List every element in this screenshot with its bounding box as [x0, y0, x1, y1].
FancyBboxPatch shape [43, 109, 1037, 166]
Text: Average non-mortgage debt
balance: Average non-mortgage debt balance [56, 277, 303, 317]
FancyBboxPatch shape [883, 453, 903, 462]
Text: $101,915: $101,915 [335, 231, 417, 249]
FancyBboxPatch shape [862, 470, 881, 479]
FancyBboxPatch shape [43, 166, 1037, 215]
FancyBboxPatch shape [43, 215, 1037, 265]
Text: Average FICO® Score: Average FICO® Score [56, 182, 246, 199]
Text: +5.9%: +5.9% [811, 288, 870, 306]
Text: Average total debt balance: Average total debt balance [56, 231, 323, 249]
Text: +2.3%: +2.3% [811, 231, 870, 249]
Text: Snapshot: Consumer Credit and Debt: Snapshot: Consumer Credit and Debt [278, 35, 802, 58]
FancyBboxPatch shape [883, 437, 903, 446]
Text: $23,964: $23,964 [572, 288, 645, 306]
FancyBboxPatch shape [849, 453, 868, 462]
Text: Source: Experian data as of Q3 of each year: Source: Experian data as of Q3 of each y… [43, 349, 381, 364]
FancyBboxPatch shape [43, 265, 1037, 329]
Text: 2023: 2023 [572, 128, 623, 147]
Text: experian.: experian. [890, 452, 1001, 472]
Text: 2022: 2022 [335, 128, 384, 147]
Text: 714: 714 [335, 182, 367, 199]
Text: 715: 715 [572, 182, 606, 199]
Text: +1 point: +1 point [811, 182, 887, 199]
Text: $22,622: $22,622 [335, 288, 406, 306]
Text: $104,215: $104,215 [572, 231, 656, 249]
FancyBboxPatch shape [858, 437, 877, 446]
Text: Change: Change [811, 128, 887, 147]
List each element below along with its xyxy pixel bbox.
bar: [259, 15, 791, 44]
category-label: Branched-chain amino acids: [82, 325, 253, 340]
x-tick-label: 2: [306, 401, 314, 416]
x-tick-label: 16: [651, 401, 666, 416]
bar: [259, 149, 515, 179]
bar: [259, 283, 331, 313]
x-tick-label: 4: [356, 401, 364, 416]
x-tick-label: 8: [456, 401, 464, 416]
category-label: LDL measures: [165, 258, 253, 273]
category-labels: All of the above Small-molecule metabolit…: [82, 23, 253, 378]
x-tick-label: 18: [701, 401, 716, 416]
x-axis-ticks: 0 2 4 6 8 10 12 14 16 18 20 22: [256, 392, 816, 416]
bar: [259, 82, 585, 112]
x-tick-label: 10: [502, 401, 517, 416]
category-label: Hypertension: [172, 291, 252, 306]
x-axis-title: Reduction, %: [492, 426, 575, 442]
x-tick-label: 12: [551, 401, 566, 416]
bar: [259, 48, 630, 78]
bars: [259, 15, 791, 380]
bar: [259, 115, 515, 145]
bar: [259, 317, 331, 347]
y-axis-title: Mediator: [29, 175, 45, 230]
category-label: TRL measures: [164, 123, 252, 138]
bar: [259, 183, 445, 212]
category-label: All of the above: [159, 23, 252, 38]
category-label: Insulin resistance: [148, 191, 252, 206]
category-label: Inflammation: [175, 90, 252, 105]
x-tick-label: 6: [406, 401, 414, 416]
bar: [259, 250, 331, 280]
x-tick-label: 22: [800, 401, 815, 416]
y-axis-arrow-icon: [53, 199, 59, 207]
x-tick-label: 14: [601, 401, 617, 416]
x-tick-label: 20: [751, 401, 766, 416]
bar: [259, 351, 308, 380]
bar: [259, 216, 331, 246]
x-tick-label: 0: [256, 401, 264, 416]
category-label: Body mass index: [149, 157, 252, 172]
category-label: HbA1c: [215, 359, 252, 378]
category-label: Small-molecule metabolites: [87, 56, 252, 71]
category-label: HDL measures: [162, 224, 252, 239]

**Exercise prompt**
Reproduce every line of both items, replacing each occurrence of "FancyBboxPatch" with "RoundedBox" and leaving all other text unchanged.

**In response**
List every element in this screenshot with its bounding box as [x0, y0, x1, y1].
RoundedBox shape [43, 109, 1037, 166]
Text: Average non-mortgage debt
balance: Average non-mortgage debt balance [56, 277, 303, 317]
RoundedBox shape [883, 453, 903, 462]
Text: $101,915: $101,915 [335, 231, 417, 249]
RoundedBox shape [862, 470, 881, 479]
RoundedBox shape [43, 166, 1037, 215]
RoundedBox shape [43, 215, 1037, 265]
Text: Average FICO® Score: Average FICO® Score [56, 182, 246, 199]
Text: +5.9%: +5.9% [811, 288, 870, 306]
Text: Average total debt balance: Average total debt balance [56, 231, 323, 249]
Text: +2.3%: +2.3% [811, 231, 870, 249]
Text: Snapshot: Consumer Credit and Debt: Snapshot: Consumer Credit and Debt [278, 35, 802, 58]
RoundedBox shape [883, 437, 903, 446]
Text: $23,964: $23,964 [572, 288, 645, 306]
RoundedBox shape [849, 453, 868, 462]
Text: Source: Experian data as of Q3 of each year: Source: Experian data as of Q3 of each y… [43, 349, 381, 364]
RoundedBox shape [43, 265, 1037, 329]
Text: 2023: 2023 [572, 128, 623, 147]
Text: experian.: experian. [890, 452, 1001, 472]
Text: 2022: 2022 [335, 128, 384, 147]
Text: 714: 714 [335, 182, 367, 199]
Text: 715: 715 [572, 182, 606, 199]
Text: +1 point: +1 point [811, 182, 887, 199]
Text: $22,622: $22,622 [335, 288, 406, 306]
Text: $104,215: $104,215 [572, 231, 656, 249]
RoundedBox shape [858, 437, 877, 446]
Text: Change: Change [811, 128, 887, 147]
List each element below along with its xyxy pixel bbox.
bar: [259, 15, 791, 44]
category-label: Branched-chain amino acids: [82, 325, 253, 340]
x-tick-label: 2: [306, 401, 314, 416]
x-tick-label: 16: [651, 401, 666, 416]
bar: [259, 149, 515, 179]
bar: [259, 283, 331, 313]
x-tick-label: 4: [356, 401, 364, 416]
x-tick-label: 8: [456, 401, 464, 416]
category-label: LDL measures: [165, 258, 253, 273]
category-labels: All of the above Small-molecule metabolit…: [82, 23, 253, 378]
x-tick-label: 18: [701, 401, 716, 416]
x-axis-ticks: 0 2 4 6 8 10 12 14 16 18 20 22: [256, 392, 816, 416]
bar: [259, 82, 585, 112]
x-tick-label: 10: [502, 401, 517, 416]
category-label: Hypertension: [172, 291, 252, 306]
x-axis-title: Reduction, %: [492, 426, 575, 442]
x-tick-label: 12: [551, 401, 566, 416]
bar: [259, 48, 630, 78]
bars: [259, 15, 791, 380]
bar: [259, 115, 515, 145]
bar: [259, 317, 331, 347]
y-axis-title: Mediator: [29, 175, 45, 230]
category-label: TRL measures: [164, 123, 252, 138]
bar: [259, 183, 445, 212]
category-label: All of the above: [159, 23, 252, 38]
category-label: Insulin resistance: [148, 191, 252, 206]
category-label: Inflammation: [175, 90, 252, 105]
x-tick-label: 6: [406, 401, 414, 416]
bar: [259, 250, 331, 280]
x-tick-label: 22: [800, 401, 815, 416]
y-axis-arrow-icon: [53, 199, 59, 207]
x-tick-label: 14: [601, 401, 617, 416]
x-tick-label: 20: [751, 401, 766, 416]
bar: [259, 351, 308, 380]
bar: [259, 216, 331, 246]
x-tick-label: 0: [256, 401, 264, 416]
category-label: Body mass index: [149, 157, 252, 172]
category-label: HbA1c: [215, 359, 252, 378]
category-label: Small-molecule metabolites: [87, 56, 252, 71]
category-label: HDL measures: [162, 224, 252, 239]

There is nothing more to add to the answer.